Begin Stored rows
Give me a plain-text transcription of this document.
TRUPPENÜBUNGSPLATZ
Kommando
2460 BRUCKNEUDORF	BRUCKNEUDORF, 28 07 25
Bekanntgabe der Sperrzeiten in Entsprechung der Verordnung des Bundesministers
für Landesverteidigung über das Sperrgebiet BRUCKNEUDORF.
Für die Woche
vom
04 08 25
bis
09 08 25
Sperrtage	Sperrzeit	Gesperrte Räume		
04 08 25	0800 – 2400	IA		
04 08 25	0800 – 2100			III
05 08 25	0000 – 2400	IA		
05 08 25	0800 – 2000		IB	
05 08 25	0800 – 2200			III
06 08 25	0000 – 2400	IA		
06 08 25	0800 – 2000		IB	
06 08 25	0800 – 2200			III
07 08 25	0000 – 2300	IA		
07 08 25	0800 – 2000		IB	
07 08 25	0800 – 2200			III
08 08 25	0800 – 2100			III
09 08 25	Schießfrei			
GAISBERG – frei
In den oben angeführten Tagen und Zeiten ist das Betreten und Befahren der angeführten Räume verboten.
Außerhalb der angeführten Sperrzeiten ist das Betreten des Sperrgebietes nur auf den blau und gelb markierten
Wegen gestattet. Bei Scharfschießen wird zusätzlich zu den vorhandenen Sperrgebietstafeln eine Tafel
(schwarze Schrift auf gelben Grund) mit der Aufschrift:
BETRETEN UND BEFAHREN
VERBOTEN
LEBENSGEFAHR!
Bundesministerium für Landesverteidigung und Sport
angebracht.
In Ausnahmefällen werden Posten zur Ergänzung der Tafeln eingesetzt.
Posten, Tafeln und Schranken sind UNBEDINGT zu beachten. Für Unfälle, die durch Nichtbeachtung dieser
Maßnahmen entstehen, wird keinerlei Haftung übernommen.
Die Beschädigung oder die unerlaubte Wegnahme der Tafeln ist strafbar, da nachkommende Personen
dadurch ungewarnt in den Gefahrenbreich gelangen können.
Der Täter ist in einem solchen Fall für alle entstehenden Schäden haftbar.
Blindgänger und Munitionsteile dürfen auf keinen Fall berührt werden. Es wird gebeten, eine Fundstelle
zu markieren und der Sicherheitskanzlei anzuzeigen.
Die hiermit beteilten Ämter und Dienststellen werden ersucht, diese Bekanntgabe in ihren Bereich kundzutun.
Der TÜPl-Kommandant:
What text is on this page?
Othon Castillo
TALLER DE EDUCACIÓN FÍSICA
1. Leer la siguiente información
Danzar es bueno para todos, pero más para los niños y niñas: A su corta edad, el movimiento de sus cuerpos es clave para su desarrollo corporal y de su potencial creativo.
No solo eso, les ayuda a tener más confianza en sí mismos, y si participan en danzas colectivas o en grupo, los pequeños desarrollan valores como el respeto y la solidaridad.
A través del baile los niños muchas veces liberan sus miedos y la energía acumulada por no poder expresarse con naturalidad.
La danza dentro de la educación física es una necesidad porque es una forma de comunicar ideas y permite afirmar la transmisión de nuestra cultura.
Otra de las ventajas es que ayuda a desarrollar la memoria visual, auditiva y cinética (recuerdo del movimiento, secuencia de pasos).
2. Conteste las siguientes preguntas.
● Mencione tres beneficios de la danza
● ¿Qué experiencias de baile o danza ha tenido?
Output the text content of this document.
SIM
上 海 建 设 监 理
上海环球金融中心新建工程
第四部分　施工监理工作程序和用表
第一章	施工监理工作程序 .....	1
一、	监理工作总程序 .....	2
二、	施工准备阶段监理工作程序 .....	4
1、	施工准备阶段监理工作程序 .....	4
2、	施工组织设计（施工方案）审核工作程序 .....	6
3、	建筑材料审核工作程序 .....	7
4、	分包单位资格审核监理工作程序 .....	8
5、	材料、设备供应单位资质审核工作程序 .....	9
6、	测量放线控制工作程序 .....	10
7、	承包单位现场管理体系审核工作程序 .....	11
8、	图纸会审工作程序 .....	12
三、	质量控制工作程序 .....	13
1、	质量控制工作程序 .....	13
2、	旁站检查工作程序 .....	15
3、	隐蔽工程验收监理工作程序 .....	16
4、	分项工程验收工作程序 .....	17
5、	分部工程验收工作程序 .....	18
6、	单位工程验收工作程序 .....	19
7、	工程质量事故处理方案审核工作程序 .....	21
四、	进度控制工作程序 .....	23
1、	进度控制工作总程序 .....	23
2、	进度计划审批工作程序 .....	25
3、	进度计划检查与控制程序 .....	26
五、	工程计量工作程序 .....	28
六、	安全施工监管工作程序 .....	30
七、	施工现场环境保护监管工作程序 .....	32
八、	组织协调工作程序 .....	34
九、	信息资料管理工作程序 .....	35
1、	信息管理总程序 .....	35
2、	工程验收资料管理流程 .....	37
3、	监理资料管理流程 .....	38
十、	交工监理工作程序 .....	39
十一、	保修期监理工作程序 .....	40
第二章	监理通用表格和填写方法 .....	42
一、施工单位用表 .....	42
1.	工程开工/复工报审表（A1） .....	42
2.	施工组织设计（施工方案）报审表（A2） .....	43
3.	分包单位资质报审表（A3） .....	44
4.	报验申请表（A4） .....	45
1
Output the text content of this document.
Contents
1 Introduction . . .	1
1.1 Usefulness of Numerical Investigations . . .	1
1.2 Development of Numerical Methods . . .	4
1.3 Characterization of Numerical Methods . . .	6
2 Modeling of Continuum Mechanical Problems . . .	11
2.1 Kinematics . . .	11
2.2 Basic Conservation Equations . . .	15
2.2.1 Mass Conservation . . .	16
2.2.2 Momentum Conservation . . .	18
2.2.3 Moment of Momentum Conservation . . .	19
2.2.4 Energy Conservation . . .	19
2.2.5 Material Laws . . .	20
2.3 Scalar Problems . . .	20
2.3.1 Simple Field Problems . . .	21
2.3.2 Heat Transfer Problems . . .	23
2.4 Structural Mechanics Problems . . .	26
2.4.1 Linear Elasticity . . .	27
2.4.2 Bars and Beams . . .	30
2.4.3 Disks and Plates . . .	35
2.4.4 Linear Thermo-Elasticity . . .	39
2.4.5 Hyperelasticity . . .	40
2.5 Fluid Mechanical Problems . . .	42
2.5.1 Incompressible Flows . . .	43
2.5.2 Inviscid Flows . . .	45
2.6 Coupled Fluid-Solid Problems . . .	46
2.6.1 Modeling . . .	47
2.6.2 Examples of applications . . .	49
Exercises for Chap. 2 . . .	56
End Stored rows
What is expected: Each line of the listing above should be output exactly.

Exercise response:
Give me a plain-text transcription of this document.
TRUPPENÜBUNGSPLATZ
Kommando
2460 BRUCKNEUDORF	BRUCKNEUDORF, 28 07 25
Bekanntgabe der Sperrzeiten in Entsprechung der Verordnung des Bundesministers
für Landesverteidigung über das Sperrgebiet BRUCKNEUDORF.
Für die Woche
vom
04 08 25
bis
09 08 25
Sperrtage	Sperrzeit	Gesperrte Räume		
04 08 25	0800 – 2400	IA		
04 08 25	0800 – 2100			III
05 08 25	0000 – 2400	IA		
05 08 25	0800 – 2000		IB	
05 08 25	0800 – 2200			III
06 08 25	0000 – 2400	IA		
06 08 25	0800 – 2000		IB	
06 08 25	0800 – 2200			III
07 08 25	0000 – 2300	IA		
07 08 25	0800 – 2000		IB	
07 08 25	0800 – 2200			III
08 08 25	0800 – 2100			III
09 08 25	Schießfrei			
GAISBERG – frei
In den oben angeführten Tagen und Zeiten ist das Betreten und Befahren der angeführten Räume verboten.
Außerhalb der angeführten Sperrzeiten ist das Betreten des Sperrgebietes nur auf den blau und gelb markierten
Wegen gestattet. Bei Scharfschießen wird zusätzlich zu den vorhandenen Sperrgebietstafeln eine Tafel
(schwarze Schrift auf gelben Grund) mit der Aufschrift:
BETRETEN UND BEFAHREN
VERBOTEN
LEBENSGEFAHR!
Bundesministerium für Landesverteidigung und Sport
angebracht.
In Ausnahmefällen werden Posten zur Ergänzung der Tafeln eingesetzt.
Posten, Tafeln und Schranken sind UNBEDINGT zu beachten. Für Unfälle, die durch Nichtbeachtung dieser
Maßnahmen entstehen, wird keinerlei Haftung übernommen.
Die Beschädigung oder die unerlaubte Wegnahme der Tafeln ist strafbar, da nachkommende Personen
dadurch ungewarnt in den Gefahrenbreich gelangen können.
Der Täter ist in einem solchen Fall für alle entstehenden Schäden haftbar.
Blindgänger und Munitionsteile dürfen auf keinen Fall berührt werden. Es wird gebeten, eine Fundstelle
zu markieren und der Sicherheitskanzlei anzuzeigen.
Die hiermit beteilten Ämter und Dienststellen werden ersucht, diese Bekanntgabe in ihren Bereich kundzutun.
Der TÜPl-Kommandant:
What text is on this page?
Othon Castillo
TALLER DE EDUCACIÓN FÍSICA
1. Leer la siguiente información
Danzar es bueno para todos, pero más para los niños y niñas: A su corta edad, el movimiento de sus cuerpos es clave para su desarrollo corporal y de su potencial creativo.
No solo eso, les ayuda a tener más confianza en sí mismos, y si participan en danzas colectivas o en grupo, los pequeños desarrollan valores como el respeto y la solidaridad.
A través del baile los niños muchas veces liberan sus miedos y la energía acumulada por no poder expresarse con naturalidad.
La danza dentro de la educación física es una necesidad porque es una forma de comunicar ideas y permite afirmar la transmisión de nuestra cultura.
Otra de las ventajas es que ayuda a desarrollar la memoria visual, auditiva y cinética (recuerdo del movimiento, secuencia de pasos).
2. Conteste las siguientes preguntas.
● Mencione tres beneficios de la danza
● ¿Qué experiencias de baile o danza ha tenido?
Output the text content of this document.
SIM
上 海 建 设 监 理
上海环球金融中心新建工程
第四部分　施工监理工作程序和用表
第一章	施工监理工作程序 .....	1
一、	监理工作总程序 .....	2
二、	施工准备阶段监理工作程序 .....	4
1、	施工准备阶段监理工作程序 .....	4
2、	施工组织设计（施工方案）审核工作程序 .....	6
3、	建筑材料审核工作程序 .....	7
4、	分包单位资格审核监理工作程序 .....	8
5、	材料、设备供应单位资质审核工作程序 .....	9
6、	测量放线控制工作程序 .....	10
7、	承包单位现场管理体系审核工作程序 .....	11
8、	图纸会审工作程序 .....	12
三、	质量控制工作程序 .....	13
1、	质量控制工作程序 .....	13
2、	旁站检查工作程序 .....	15
3、	隐蔽工程验收监理工作程序 .....	16
4、	分项工程验收工作程序 .....	17
5、	分部工程验收工作程序 .....	18
6、	单位工程验收工作程序 .....	19
7、	工程质量事故处理方案审核工作程序 .....	21
四、	进度控制工作程序 .....	23
1、	进度控制工作总程序 .....	23
2、	进度计划审批工作程序 .....	25
3、	进度计划检查与控制程序 .....	26
五、	工程计量工作程序 .....	28
六、	安全施工监管工作程序 .....	30
七、	施工现场环境保护监管工作程序 .....	32
八、	组织协调工作程序 .....	34
九、	信息资料管理工作程序 .....	35
1、	信息管理总程序 .....	35
2、	工程验收资料管理流程 .....	37
3、	监理资料管理流程 .....	38
十、	交工监理工作程序 .....	39
十一、	保修期监理工作程序 .....	40
第二章	监理通用表格和填写方法 .....	42
一、施工单位用表 .....	42
1.	工程开工/复工报审表（A1） .....	42
2.	施工组织设计（施工方案）报审表（A2） .....	43
3.	分包单位资质报审表（A3） .....	44
4.	报验申请表（A4） .....	45
1
Output the text content of this document.
Contents
1 Introduction . . .	1
1.1 Usefulness of Numerical Investigations . . .	1
1.2 Development of Numerical Methods . . .	4
1.3 Characterization of Numerical Methods . . .	6
2 Modeling of Continuum Mechanical Problems . . .	11
2.1 Kinematics . . .	11
2.2 Basic Conservation Equations . . .	15
2.2.1 Mass Conservation . . .	16
2.2.2 Momentum Conservation . . .	18
2.2.3 Moment of Momentum Conservation . . .	19
2.2.4 Energy Conservation . . .	19
2.2.5 Material Laws . . .	20
2.3 Scalar Problems . . .	20
2.3.1 Simple Field Problems . . .	21
2.3.2 Heat Transfer Problems . . .	23
2.4 Structural Mechanics Problems . . .	26
2.4.1 Linear Elasticity . . .	27
2.4.2 Bars and Beams . . .	30
2.4.3 Disks and Plates . . .	35
2.4.4 Linear Thermo-Elasticity . . .	39
2.4.5 Hyperelasticity . . .	40
2.5 Fluid Mechanical Problems . . .	42
2.5.1 Incompressible Flows . . .	43
2.5.2 Inviscid Flows . . .	45
2.6 Coupled Fluid-Solid Problems . . .	46
2.6.1 Modeling . . .	47
2.6.2 Examples of applications . . .	49
Exercises for Chap. 2 . . .	56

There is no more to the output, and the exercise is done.